TASK DATA
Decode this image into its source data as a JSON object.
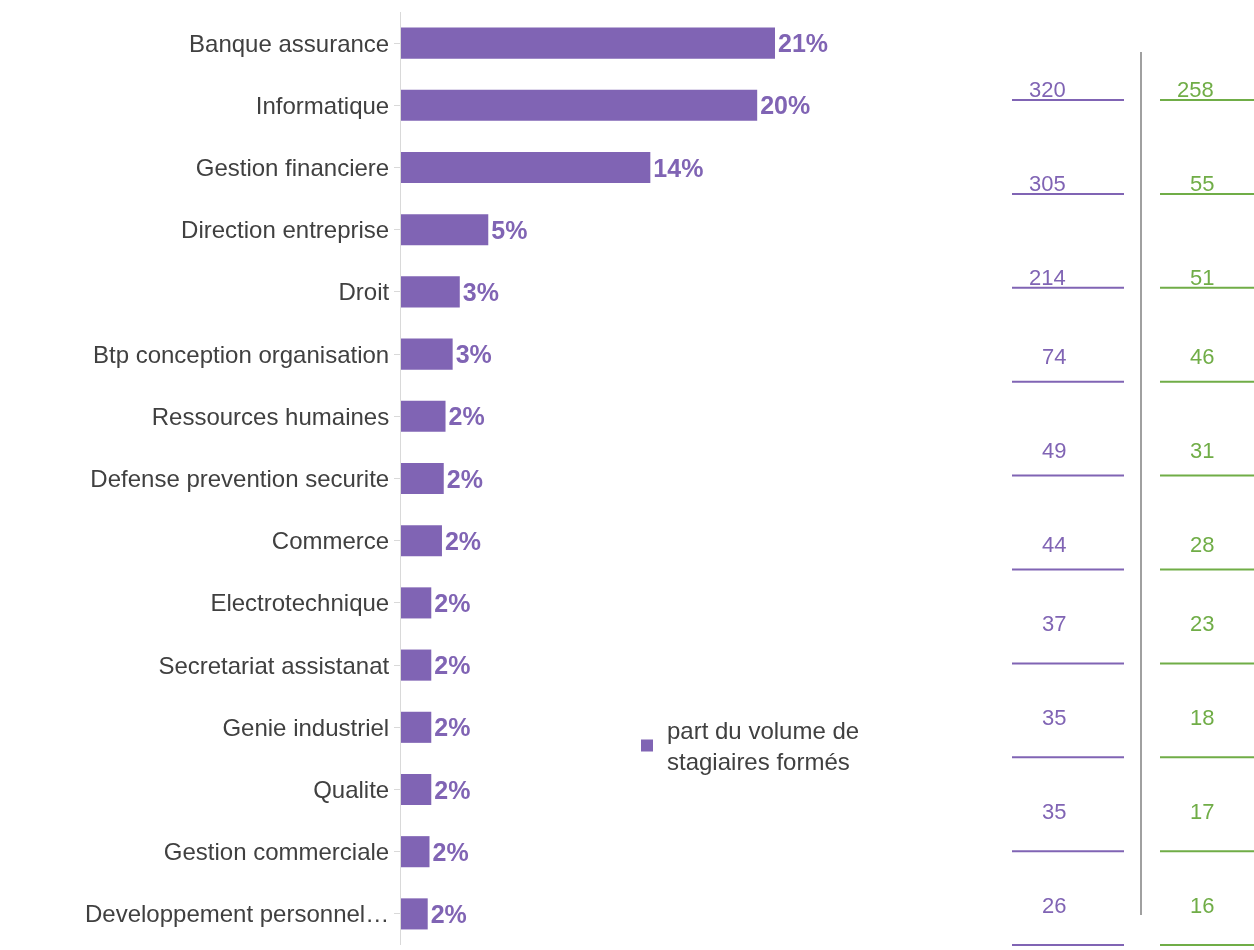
{
  "chart_data": {
    "type": "bar",
    "orientation": "horizontal",
    "categories": [
      "Banque assurance",
      "Informatique",
      "Gestion financiere",
      "Direction entreprise",
      "Droit",
      "Btp conception organisation",
      "Ressources humaines",
      "Defense prevention securite",
      "Commerce",
      "Electrotechnique",
      "Secretariat assistanat",
      "Genie industriel",
      "Qualite",
      "Gestion commerciale",
      "Developpement personnel…"
    ],
    "series": [
      {
        "name": "part du volume de stagiaires formés",
        "color": "#8064b4",
        "values": [
          21.0,
          20.0,
          14.0,
          4.9,
          3.3,
          2.9,
          2.5,
          2.4,
          2.3,
          1.7,
          1.7,
          1.7,
          1.7,
          1.6,
          1.5
        ],
        "value_labels": [
          "21%",
          "20%",
          "14%",
          "5%",
          "3%",
          "3%",
          "2%",
          "2%",
          "2%",
          "2%",
          "2%",
          "2%",
          "2%",
          "2%",
          "2%"
        ]
      }
    ],
    "legend": "bottom right",
    "annotations": [
      "320",
      "305",
      "214",
      "74",
      "49",
      "44",
      "37",
      "35",
      "35",
      "26",
      "258",
      "55",
      "51",
      "46",
      "31",
      "28",
      "23",
      "18",
      "17",
      "16"
    ]
  }
}
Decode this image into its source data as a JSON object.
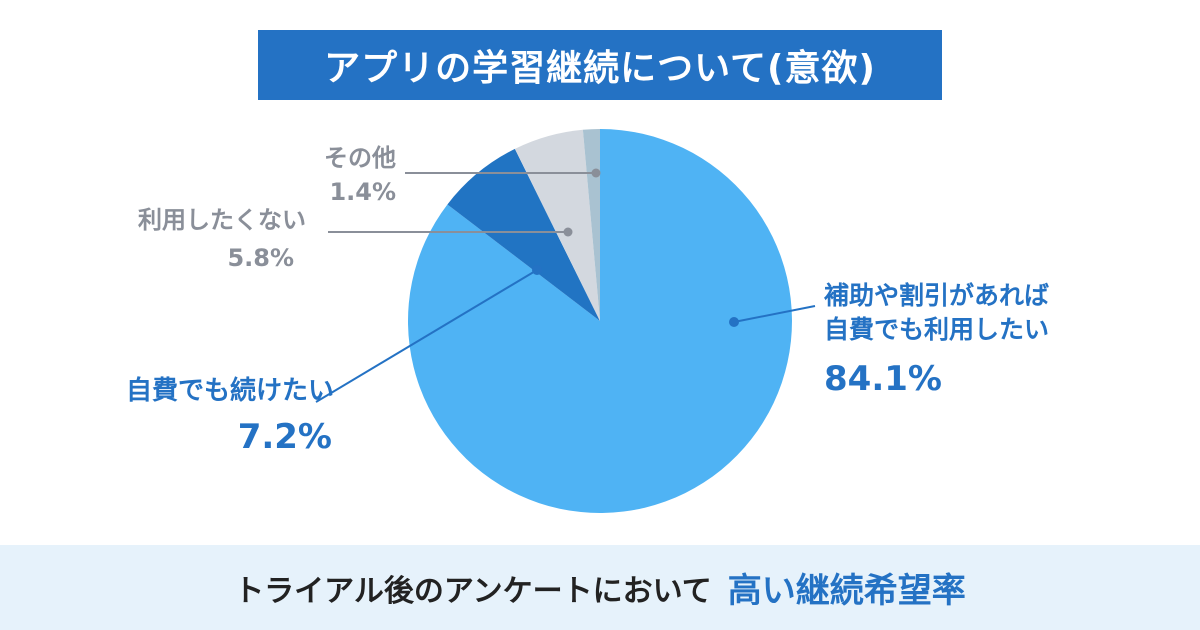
{
  "title": "アプリの学習継続について(意欲)",
  "footer": {
    "text": "トライアル後のアンケートにおいて",
    "highlight": "高い継続希望率"
  },
  "colors": {
    "brand": "#2472c4",
    "footer_bg": "#e6f2fb",
    "label_gray": "#8a8f99"
  },
  "chart_data": {
    "type": "pie",
    "start_angle_deg": 0,
    "direction": "clockwise",
    "slices": [
      {
        "label_lines": [
          "補助や割引があれば",
          "自費でも利用したい"
        ],
        "value_label": "84.1%",
        "value": 84.1,
        "color": "#4fb3f4"
      },
      {
        "label_lines": [
          "自費でも続けたい"
        ],
        "value_label": "7.2%",
        "value": 7.2,
        "color": "#2174c3"
      },
      {
        "label_lines": [
          "利用したくない"
        ],
        "value_label": "5.8%",
        "value": 5.8,
        "color": "#d3d8df"
      },
      {
        "label_lines": [
          "その他"
        ],
        "value_label": "1.4%",
        "value": 1.4,
        "color": "#a9c2d1"
      }
    ]
  }
}
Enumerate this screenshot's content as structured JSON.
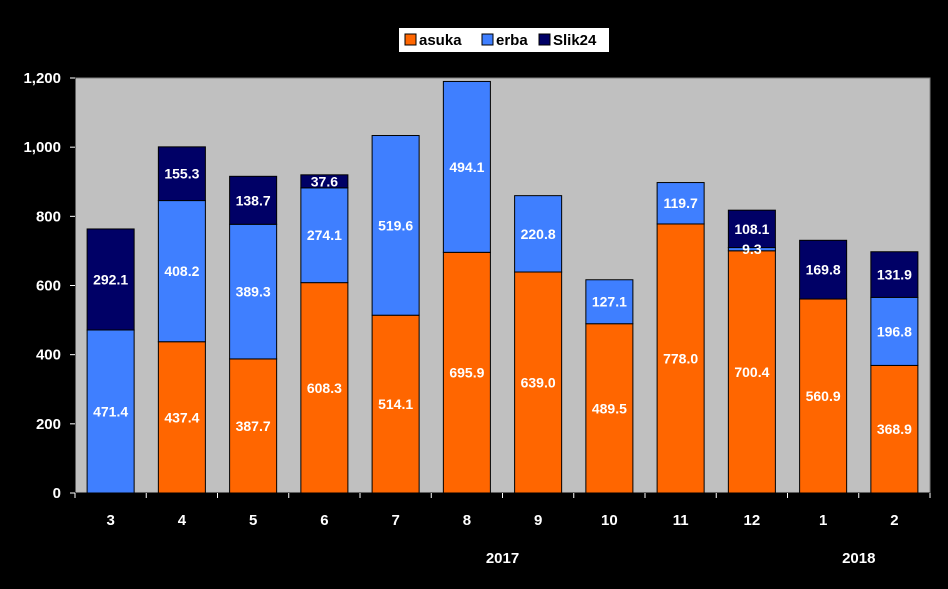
{
  "chart_data": {
    "type": "bar",
    "stacked": true,
    "categories": [
      "3",
      "4",
      "5",
      "6",
      "7",
      "8",
      "9",
      "10",
      "11",
      "12",
      "1",
      "2"
    ],
    "year_labels": [
      {
        "text": "2017",
        "category_index": 5.5
      },
      {
        "text": "2018",
        "category_index": 10.5
      }
    ],
    "series": [
      {
        "name": "asuka",
        "color": "#FF6600",
        "values": [
          0,
          437.4,
          387.7,
          608.3,
          514.1,
          695.9,
          639.0,
          489.5,
          778.0,
          700.4,
          560.9,
          368.9
        ],
        "labels": [
          "",
          "437.4",
          "387.7",
          "608.3",
          "514.1",
          "695.9",
          "639.0",
          "489.5",
          "778.0",
          "700.4",
          "560.9",
          "368.9"
        ]
      },
      {
        "name": "erba",
        "color": "#3F7FFF",
        "values": [
          471.4,
          408.2,
          389.3,
          274.1,
          519.6,
          494.1,
          220.8,
          127.1,
          119.7,
          9.3,
          0,
          196.8
        ],
        "labels": [
          "471.4",
          "408.2",
          "389.3",
          "274.1",
          "519.6",
          "494.1",
          "220.8",
          "127.1",
          "119.7",
          "9.3",
          "",
          "196.8"
        ]
      },
      {
        "name": "Slik24",
        "color": "#000066",
        "values": [
          292.1,
          155.3,
          138.7,
          37.6,
          0,
          0,
          0,
          0,
          0,
          108.1,
          169.8,
          131.9
        ],
        "labels": [
          "292.1",
          "155.3",
          "138.7",
          "37.6",
          "",
          "",
          "",
          "",
          "",
          "108.1",
          "169.8",
          "131.9"
        ]
      }
    ],
    "ylim": [
      0,
      1200
    ],
    "yticks": [
      0,
      200,
      400,
      600,
      800,
      1000,
      1200
    ],
    "ytick_labels": [
      "0",
      "200",
      "400",
      "600",
      "800",
      "1,000",
      "1,200"
    ],
    "grid": false,
    "legend": "top-center",
    "plot_background": "#C0C0C0",
    "background": "#000000"
  }
}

PROBLEM STATEMENT
Extract every line containing the string "text" from the material.

TASK ANSWER
    "text": "トライアル後のアンケートにおいて",
        "text": "2017",
        "text": "2018",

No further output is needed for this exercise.